— BEGIN —
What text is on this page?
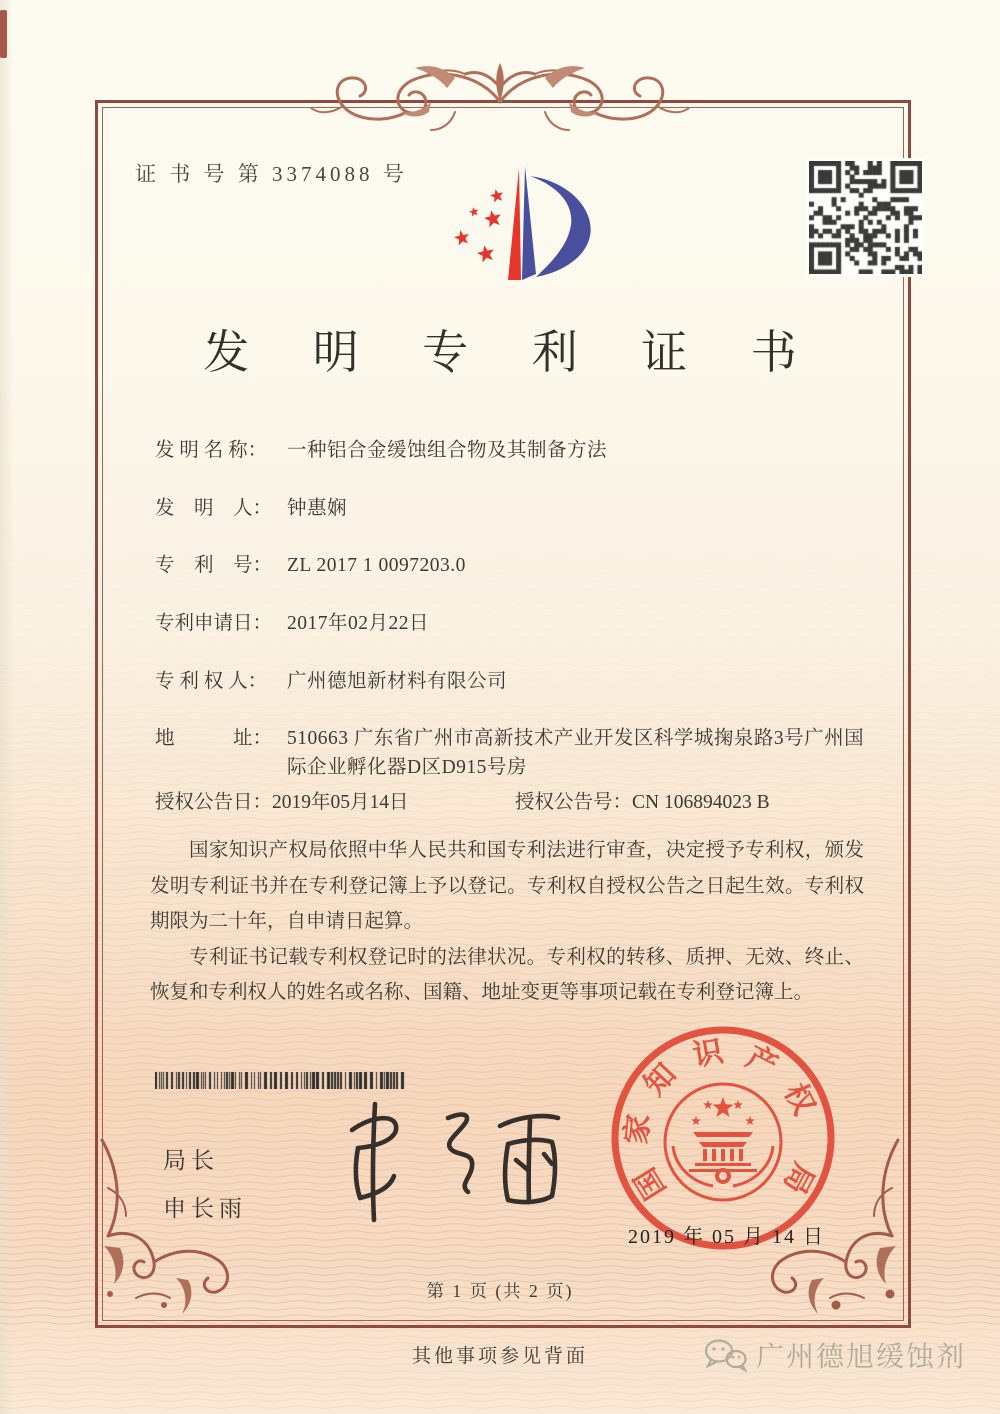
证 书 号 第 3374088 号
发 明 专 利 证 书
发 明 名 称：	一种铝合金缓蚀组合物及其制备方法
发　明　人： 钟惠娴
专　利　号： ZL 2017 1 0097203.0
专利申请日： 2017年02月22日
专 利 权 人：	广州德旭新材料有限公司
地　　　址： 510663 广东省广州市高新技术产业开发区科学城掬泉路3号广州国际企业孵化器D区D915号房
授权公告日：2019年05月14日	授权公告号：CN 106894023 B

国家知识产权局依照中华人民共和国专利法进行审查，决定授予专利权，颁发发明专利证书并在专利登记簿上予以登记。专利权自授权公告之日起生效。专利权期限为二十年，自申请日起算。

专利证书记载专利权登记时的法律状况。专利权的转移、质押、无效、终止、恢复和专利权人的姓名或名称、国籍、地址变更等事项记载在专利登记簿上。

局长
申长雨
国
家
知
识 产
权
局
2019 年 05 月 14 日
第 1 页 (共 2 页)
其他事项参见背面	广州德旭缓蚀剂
— END —
— BEGIN —
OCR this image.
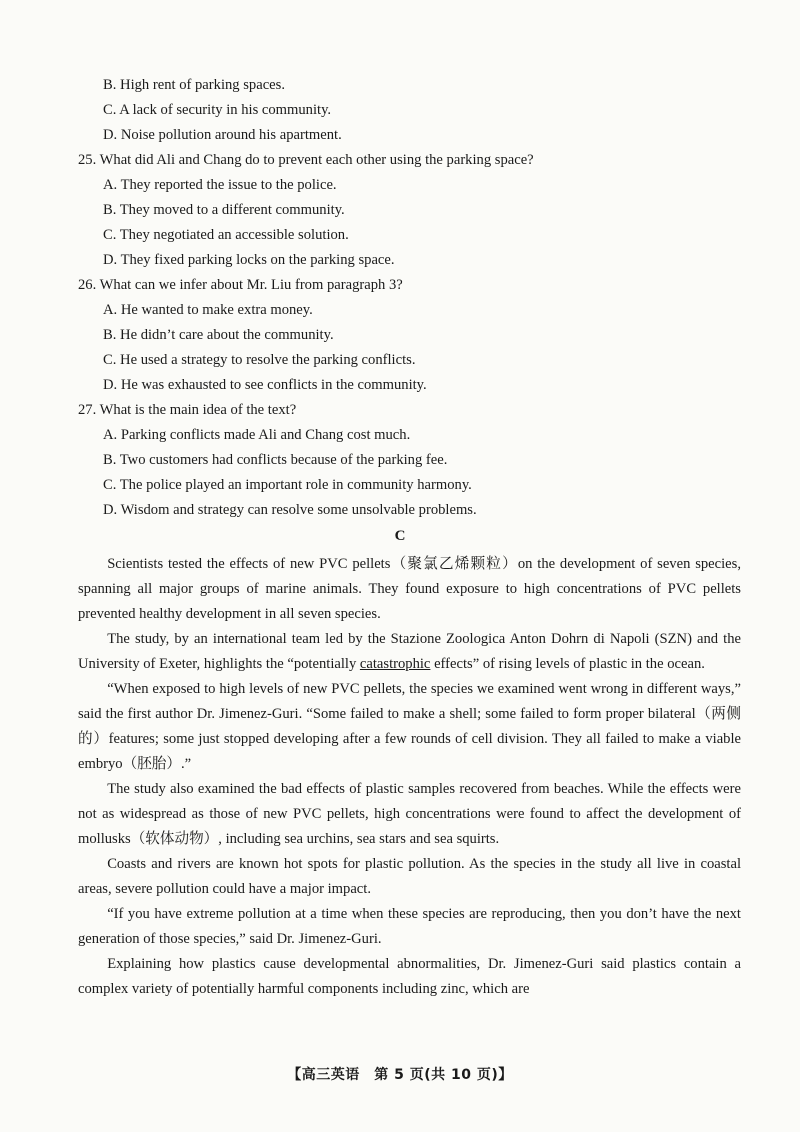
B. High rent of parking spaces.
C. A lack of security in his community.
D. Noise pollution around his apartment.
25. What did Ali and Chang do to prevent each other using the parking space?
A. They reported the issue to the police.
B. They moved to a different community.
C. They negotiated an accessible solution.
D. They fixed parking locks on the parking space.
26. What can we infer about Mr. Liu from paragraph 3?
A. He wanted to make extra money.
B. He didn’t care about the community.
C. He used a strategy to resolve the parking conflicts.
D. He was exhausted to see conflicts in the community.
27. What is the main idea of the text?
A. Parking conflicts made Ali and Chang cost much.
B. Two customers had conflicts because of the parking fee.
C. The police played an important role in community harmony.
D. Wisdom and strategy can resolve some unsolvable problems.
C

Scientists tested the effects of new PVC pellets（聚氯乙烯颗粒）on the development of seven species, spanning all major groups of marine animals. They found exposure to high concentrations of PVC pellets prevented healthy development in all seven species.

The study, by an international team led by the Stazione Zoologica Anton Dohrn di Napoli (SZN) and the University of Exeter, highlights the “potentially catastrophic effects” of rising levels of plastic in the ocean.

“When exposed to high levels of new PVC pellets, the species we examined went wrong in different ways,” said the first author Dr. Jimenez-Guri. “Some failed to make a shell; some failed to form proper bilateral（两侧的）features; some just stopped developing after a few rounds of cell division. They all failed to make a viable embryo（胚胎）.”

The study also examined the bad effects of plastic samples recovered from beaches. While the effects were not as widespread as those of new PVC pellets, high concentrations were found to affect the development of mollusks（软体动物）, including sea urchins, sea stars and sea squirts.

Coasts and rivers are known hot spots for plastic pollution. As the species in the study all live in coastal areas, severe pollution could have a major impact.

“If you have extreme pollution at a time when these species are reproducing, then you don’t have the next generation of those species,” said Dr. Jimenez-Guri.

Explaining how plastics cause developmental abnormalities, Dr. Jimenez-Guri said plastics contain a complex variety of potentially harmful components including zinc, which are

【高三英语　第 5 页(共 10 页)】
— END —
■ Short problem ■
Copy each line of the data that contains the word "levels".

■ The answer ■
The study, by an international team led by the Stazione Zoologica Anton Dohrn di Napoli (SZN) and the University of Exeter, highlights the “potentially catastrophic effects” of rising levels of plastic in the ocean.
“When exposed to high levels of new PVC pellets, the species we examined went wrong in different ways,” said the first author Dr. Jimenez-Guri. “Some failed to make a shell; some failed to form proper bilateral（两侧的）features; some just stopped developing after a few rounds of cell division. They all failed to make a viable embryo（胚胎）.”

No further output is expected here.